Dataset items
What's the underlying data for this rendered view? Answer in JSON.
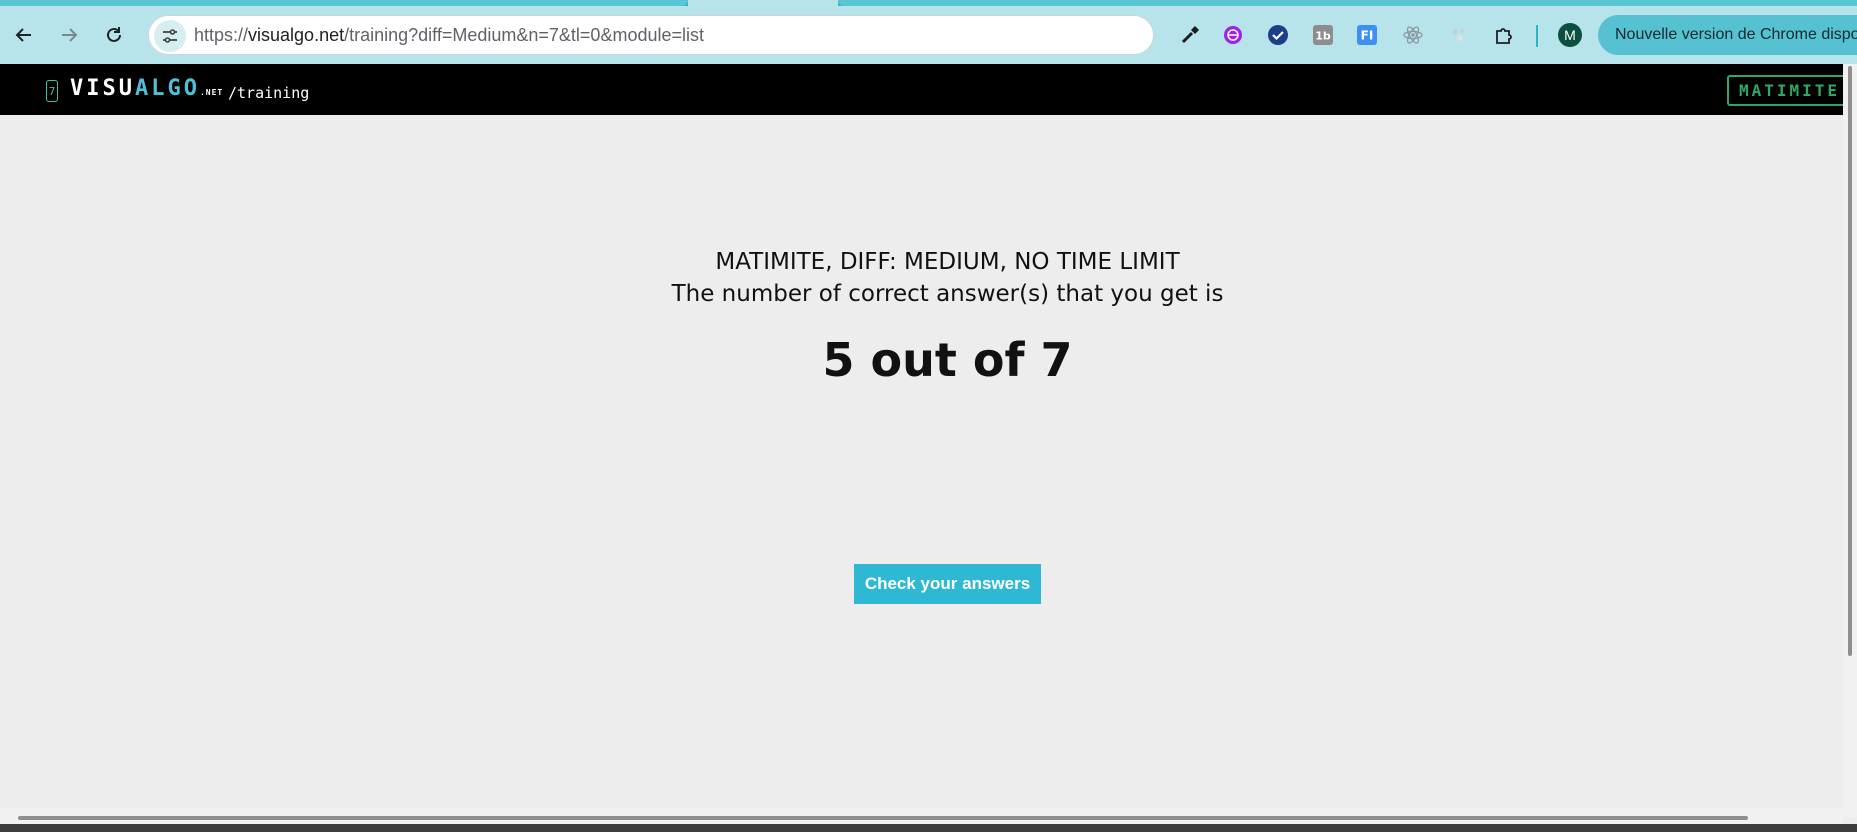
{
  "browser": {
    "url_prefix": "https://",
    "url_host": "visualgo.net",
    "url_path": "/training?diff=Medium&n=7&tl=0&module=list",
    "profile_initial": "M",
    "update_chip": "Nouvelle version de Chrome disponible",
    "extensions": [
      "eyedropper-icon",
      "vpn-icon",
      "checkmark-icon",
      "1b-icon",
      "fi-icon",
      "react-icon",
      "puzzle-dots-icon",
      "extensions-puzzle-icon"
    ],
    "colors": {
      "toolbar": "#b7e4ea",
      "accent": "#2fb3c6"
    }
  },
  "site": {
    "logo_badge": "7",
    "logo_visu": "VISU",
    "logo_algo": "ALGO",
    "logo_net": ".NET",
    "logo_path": "/training",
    "user_button": "MATIMITE"
  },
  "results": {
    "mode_line": "MATIMITE, DIFF: MEDIUM, NO TIME LIMIT",
    "answer_line": "The number of correct answer(s) that you get is",
    "score": "5 out of 7",
    "correct": 5,
    "total": 7,
    "check_button": "Check your answers",
    "colors": {
      "button": "#2fb8d3"
    }
  }
}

• **Aim**
Omit the images and transcribe all of the records above word for word.

• **Reply**
What's the underlying data for this rendered view? Answer in JSON.
{
  "browser": {
    "url_prefix": "https://",
    "url_host": "visualgo.net",
    "url_path": "/training?diff=Medium&n=7&tl=0&module=list",
    "profile_initial": "M",
    "update_chip": "Nouvelle version de Chrome disponible",
    "extensions": [
      "eyedropper-icon",
      "vpn-icon",
      "checkmark-icon",
      "1b-icon",
      "fi-icon",
      "react-icon",
      "puzzle-dots-icon",
      "extensions-puzzle-icon"
    ],
    "colors": {
      "toolbar": "#b7e4ea",
      "accent": "#2fb3c6"
    }
  },
  "site": {
    "logo_badge": "7",
    "logo_visu": "VISU",
    "logo_algo": "ALGO",
    "logo_net": ".NET",
    "logo_path": "/training",
    "user_button": "MATIMITE"
  },
  "results": {
    "mode_line": "MATIMITE, DIFF: MEDIUM, NO TIME LIMIT",
    "answer_line": "The number of correct answer(s) that you get is",
    "score": "5 out of 7",
    "correct": 5,
    "total": 7,
    "check_button": "Check your answers",
    "colors": {
      "button": "#2fb8d3"
    }
  }
}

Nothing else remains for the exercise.